Data rows:
::::::::

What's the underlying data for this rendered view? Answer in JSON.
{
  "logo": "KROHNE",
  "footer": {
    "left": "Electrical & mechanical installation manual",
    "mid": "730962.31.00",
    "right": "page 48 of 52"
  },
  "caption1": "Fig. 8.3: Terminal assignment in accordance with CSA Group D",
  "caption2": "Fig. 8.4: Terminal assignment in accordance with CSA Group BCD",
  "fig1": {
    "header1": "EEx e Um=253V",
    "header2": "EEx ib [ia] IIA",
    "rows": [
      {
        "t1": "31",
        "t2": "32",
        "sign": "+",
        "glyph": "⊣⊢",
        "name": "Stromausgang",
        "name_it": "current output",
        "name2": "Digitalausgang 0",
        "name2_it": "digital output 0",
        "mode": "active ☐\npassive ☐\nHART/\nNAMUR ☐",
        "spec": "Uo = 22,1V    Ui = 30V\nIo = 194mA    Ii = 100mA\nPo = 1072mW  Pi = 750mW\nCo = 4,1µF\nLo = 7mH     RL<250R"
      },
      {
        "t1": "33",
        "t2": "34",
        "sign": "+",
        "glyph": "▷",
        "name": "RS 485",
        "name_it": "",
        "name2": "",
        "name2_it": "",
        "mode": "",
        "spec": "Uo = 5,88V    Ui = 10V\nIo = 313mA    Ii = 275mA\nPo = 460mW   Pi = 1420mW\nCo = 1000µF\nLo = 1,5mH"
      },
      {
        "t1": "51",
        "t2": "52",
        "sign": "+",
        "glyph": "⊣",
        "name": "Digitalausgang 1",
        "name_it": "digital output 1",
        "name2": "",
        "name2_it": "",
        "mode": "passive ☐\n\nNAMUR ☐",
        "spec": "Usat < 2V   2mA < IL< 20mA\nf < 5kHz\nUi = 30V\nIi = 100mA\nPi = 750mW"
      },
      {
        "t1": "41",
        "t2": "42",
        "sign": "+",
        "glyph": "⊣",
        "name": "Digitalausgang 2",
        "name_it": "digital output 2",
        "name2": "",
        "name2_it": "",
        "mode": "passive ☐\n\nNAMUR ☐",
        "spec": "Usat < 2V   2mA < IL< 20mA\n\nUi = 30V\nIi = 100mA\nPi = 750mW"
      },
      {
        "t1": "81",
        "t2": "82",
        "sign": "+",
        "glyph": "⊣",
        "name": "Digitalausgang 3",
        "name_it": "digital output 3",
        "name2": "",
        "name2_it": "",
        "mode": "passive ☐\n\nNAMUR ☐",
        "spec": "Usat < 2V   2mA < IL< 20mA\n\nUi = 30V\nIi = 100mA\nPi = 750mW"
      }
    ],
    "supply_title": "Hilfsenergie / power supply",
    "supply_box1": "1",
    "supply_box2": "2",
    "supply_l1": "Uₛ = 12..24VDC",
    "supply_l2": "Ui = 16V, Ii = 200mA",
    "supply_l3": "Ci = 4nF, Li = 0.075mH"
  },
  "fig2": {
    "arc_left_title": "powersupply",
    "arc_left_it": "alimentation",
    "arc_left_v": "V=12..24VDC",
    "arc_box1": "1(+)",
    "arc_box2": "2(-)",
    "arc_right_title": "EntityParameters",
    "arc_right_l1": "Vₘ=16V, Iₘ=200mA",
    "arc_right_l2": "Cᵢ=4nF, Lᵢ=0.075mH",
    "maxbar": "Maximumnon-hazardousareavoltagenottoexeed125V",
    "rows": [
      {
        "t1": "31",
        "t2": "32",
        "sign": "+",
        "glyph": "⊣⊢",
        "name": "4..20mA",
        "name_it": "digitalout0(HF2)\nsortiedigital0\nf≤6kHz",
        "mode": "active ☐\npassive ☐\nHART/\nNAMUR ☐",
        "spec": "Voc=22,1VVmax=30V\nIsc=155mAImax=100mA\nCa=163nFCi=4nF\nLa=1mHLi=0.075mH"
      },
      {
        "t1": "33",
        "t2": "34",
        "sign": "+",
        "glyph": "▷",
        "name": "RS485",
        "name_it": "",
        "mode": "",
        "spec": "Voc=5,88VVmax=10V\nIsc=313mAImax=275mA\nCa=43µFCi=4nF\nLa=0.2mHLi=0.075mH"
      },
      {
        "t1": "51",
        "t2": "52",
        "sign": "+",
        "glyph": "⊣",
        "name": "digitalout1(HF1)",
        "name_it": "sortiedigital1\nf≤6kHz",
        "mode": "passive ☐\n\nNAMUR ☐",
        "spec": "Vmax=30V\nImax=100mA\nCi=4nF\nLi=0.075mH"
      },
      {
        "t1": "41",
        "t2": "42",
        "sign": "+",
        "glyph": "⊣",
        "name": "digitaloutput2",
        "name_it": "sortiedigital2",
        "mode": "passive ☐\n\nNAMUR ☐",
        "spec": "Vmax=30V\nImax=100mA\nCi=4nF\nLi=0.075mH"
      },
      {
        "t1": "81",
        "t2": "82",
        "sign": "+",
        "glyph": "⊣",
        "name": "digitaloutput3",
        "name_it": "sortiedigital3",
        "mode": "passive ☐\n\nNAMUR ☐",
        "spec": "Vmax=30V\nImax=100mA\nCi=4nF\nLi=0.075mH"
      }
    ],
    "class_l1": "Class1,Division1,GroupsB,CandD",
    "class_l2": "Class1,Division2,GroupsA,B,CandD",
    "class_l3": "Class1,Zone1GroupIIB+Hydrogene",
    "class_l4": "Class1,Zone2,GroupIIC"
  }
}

::::::::

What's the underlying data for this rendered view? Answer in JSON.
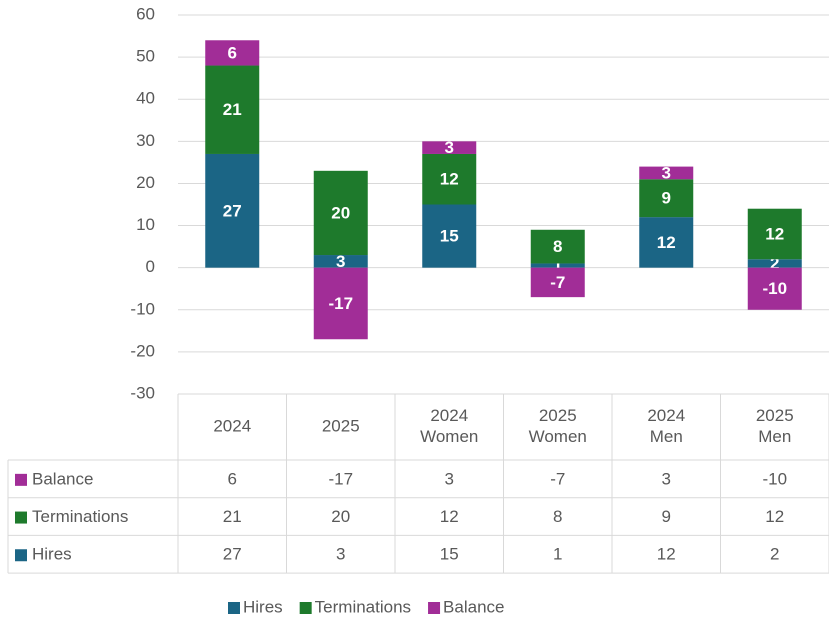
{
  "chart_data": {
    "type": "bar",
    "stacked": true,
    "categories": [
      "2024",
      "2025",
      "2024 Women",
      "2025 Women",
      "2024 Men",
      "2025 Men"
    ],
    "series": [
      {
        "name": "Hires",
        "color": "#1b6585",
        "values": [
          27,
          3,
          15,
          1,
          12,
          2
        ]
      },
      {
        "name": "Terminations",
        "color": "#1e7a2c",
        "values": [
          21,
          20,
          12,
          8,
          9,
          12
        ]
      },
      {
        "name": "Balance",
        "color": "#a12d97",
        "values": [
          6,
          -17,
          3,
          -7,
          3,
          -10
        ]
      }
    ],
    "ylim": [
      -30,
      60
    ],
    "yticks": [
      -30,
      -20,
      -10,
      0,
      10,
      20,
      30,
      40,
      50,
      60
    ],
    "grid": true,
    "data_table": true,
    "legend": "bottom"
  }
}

::::::::

Gather from the records above every line containing the string "nIsc".

Result for this task:
        "spec": "Voc=22,1VVmax=30V\nIsc=155mAImax=100mA\nCa=163nFCi=4nF\nLa=1mHLi=0.075mH"
        "spec": "Voc=5,88VVmax=10V\nIsc=313mAImax=275mA\nCa=43µFCi=4nF\nLa=0.2mHLi=0.075mH"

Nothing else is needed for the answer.